===== Listed records

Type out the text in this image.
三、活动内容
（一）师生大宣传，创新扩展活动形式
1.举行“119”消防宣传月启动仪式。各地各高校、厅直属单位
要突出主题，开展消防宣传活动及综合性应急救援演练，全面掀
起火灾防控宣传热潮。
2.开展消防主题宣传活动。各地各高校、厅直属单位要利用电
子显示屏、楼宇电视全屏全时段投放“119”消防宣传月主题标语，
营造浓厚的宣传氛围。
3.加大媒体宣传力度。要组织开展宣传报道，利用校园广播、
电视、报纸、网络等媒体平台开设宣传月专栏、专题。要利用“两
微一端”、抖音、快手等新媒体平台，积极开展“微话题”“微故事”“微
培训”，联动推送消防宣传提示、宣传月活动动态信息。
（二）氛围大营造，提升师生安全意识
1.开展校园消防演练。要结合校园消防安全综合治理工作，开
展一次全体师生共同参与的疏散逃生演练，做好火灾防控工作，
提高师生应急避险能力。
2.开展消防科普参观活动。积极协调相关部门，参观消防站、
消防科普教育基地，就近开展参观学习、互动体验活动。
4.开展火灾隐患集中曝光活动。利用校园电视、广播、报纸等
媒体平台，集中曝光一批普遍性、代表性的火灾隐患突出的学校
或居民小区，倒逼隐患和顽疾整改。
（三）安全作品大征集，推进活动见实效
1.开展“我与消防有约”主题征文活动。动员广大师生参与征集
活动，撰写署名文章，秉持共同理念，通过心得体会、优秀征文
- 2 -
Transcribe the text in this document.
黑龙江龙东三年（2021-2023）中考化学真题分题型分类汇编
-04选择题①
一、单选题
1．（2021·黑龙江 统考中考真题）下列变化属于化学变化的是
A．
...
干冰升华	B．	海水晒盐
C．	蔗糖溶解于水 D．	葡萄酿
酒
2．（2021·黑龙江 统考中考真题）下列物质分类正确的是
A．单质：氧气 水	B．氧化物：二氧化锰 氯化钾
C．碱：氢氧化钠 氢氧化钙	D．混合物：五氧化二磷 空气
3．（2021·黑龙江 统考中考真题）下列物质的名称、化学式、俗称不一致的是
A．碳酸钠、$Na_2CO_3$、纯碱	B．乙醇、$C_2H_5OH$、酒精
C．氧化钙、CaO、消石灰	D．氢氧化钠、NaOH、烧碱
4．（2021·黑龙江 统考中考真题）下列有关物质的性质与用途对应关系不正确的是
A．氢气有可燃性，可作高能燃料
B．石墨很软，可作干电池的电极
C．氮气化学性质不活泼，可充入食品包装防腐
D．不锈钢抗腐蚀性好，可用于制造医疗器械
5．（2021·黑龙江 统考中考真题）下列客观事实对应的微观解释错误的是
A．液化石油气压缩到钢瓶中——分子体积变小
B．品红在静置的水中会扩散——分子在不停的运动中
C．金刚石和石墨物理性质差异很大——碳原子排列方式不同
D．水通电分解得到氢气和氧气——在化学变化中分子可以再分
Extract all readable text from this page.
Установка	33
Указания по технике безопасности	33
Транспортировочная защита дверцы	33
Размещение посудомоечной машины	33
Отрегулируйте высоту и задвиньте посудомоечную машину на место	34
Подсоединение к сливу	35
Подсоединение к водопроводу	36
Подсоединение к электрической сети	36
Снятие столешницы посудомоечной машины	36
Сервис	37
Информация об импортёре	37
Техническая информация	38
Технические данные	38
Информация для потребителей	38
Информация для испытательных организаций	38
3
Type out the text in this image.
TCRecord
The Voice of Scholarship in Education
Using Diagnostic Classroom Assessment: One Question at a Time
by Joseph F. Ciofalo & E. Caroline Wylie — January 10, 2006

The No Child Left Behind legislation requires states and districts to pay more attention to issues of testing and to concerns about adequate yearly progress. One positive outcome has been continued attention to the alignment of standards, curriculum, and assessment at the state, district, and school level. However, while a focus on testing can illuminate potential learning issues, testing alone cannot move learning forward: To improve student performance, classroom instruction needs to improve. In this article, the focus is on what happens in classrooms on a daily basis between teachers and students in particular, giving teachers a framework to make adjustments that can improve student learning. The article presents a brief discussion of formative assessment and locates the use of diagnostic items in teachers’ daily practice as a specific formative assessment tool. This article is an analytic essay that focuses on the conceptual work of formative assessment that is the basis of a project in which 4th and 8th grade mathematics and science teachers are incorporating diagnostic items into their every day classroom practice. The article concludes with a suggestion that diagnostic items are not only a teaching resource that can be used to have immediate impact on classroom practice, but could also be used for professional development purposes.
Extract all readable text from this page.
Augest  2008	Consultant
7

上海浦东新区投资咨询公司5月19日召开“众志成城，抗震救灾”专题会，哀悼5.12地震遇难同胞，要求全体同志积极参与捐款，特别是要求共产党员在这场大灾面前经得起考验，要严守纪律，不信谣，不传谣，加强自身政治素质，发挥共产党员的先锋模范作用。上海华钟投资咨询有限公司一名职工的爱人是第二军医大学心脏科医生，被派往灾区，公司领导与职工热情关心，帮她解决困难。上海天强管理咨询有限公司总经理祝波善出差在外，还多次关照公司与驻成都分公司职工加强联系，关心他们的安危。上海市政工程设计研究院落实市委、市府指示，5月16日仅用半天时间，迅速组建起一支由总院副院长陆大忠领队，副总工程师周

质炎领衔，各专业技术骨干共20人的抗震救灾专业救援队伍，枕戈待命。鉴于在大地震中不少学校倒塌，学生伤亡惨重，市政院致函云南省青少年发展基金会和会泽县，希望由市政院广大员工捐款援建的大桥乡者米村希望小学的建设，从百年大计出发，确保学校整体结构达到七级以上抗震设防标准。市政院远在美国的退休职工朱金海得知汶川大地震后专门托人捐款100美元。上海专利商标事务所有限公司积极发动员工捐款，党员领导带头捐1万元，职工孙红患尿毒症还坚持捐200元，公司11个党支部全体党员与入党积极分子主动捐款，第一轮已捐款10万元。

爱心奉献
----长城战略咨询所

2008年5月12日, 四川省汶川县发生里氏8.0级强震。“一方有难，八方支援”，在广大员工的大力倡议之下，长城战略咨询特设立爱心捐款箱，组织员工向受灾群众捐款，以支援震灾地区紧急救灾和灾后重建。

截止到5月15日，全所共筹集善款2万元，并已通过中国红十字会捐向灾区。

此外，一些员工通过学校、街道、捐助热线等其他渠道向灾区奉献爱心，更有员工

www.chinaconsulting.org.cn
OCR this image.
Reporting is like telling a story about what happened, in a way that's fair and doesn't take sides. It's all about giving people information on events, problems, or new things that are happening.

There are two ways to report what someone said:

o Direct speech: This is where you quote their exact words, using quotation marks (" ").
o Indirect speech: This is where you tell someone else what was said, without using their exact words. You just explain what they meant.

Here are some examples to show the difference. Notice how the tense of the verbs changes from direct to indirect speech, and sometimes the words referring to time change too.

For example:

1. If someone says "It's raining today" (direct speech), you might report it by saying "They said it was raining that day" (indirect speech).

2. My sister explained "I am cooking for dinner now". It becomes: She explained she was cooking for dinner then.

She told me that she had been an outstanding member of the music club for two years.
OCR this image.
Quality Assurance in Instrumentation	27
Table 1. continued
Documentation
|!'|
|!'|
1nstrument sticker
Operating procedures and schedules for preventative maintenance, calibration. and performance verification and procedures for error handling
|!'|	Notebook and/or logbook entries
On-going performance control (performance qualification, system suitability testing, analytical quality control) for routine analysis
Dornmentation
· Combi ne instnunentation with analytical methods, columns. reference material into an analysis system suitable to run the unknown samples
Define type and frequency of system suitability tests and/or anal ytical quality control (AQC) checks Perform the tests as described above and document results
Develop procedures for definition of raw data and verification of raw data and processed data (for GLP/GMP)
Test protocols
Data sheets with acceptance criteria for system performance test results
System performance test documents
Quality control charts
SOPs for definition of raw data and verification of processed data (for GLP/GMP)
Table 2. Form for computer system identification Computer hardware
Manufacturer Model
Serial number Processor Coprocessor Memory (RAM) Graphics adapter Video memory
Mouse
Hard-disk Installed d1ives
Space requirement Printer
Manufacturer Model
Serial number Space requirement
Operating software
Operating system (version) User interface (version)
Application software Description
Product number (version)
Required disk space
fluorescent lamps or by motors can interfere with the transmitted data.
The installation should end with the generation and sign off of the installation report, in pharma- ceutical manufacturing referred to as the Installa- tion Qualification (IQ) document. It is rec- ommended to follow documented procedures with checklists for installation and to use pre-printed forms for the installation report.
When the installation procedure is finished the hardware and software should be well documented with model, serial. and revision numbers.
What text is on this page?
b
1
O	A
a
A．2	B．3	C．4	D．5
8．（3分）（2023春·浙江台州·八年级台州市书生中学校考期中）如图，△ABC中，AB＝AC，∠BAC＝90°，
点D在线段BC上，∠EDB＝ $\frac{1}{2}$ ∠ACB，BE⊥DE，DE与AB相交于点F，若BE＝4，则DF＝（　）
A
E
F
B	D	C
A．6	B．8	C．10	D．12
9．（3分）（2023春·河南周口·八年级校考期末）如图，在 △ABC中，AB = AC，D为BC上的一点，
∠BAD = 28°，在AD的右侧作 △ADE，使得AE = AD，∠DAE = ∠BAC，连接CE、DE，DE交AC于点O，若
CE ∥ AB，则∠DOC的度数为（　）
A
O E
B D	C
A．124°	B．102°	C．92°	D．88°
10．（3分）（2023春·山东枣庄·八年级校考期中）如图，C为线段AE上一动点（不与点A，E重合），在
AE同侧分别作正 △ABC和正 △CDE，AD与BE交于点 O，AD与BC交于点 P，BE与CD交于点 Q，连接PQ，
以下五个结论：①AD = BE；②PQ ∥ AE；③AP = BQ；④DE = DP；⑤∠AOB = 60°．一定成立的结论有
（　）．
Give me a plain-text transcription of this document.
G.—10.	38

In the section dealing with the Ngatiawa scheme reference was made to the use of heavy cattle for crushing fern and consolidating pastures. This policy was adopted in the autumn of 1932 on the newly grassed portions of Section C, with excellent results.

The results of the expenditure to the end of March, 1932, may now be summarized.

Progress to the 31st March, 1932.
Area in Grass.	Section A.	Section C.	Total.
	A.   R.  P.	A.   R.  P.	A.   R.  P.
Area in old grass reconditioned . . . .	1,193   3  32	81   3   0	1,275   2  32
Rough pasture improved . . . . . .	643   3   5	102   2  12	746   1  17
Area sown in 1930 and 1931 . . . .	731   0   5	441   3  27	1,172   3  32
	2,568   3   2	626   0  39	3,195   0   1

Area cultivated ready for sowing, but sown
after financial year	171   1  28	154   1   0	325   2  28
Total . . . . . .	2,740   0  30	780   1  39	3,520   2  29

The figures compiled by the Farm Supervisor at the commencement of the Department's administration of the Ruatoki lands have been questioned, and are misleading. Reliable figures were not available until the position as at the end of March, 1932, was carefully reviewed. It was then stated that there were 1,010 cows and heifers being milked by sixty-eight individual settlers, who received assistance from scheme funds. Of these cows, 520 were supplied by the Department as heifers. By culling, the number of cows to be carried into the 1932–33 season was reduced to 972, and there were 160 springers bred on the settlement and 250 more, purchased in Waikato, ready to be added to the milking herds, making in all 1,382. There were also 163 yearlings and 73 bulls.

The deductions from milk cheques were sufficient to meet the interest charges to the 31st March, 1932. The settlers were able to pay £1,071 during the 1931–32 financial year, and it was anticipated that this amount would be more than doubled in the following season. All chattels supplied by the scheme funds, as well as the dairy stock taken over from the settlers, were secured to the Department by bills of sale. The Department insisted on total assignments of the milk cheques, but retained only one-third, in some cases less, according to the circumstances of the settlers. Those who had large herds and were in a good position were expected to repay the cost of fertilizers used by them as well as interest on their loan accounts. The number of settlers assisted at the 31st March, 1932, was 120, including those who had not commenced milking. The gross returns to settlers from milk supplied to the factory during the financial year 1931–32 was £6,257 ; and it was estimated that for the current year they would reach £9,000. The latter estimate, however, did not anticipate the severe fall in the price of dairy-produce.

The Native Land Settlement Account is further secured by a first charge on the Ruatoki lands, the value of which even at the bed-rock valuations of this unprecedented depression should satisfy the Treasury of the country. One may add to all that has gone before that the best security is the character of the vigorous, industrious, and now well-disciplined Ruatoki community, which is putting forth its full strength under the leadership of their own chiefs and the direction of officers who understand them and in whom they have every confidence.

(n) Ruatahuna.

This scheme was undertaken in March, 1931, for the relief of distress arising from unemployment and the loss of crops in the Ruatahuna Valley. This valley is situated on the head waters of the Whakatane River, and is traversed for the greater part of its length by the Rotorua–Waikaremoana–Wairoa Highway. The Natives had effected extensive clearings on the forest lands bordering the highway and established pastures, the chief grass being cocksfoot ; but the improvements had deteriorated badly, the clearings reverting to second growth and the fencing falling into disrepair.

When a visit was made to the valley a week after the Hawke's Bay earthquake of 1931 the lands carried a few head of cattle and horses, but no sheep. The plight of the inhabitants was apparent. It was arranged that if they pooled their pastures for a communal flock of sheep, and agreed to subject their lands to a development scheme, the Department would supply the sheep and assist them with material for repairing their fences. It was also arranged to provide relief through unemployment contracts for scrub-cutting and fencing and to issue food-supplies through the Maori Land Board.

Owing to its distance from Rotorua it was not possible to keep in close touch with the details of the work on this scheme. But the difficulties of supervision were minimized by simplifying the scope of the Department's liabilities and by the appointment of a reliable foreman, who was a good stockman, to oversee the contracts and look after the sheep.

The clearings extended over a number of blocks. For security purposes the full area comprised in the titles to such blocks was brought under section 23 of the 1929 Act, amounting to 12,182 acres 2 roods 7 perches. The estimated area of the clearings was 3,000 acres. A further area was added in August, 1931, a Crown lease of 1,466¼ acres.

==========

> Instruction
List each line in the listing that contains the string "security".

> Task result
The Native Land Settlement Account is further secured by a first charge on the Ruatoki lands, the value of which even at the bed-rock valuations of this unprecedented depression should satisfy the Treasury of the country. One may add to all that has gone before that the best security is the character of the vigorous, industrious, and now well-disciplined Ruatoki community, which is putting forth its full strength under the leadership of their own chiefs and the direction of officers who understand them and in whom they have every confidence.
The clearings extended over a number of blocks. For security purposes the full area comprised in the titles to such blocks was brought under section 23 of the 1929 Act, amounting to 12,182 acres 2 roods 7 perches. The estimated area of the clearings was 3,000 acres. A further area was added in August, 1931, a Crown lease of 1,466¼ acres.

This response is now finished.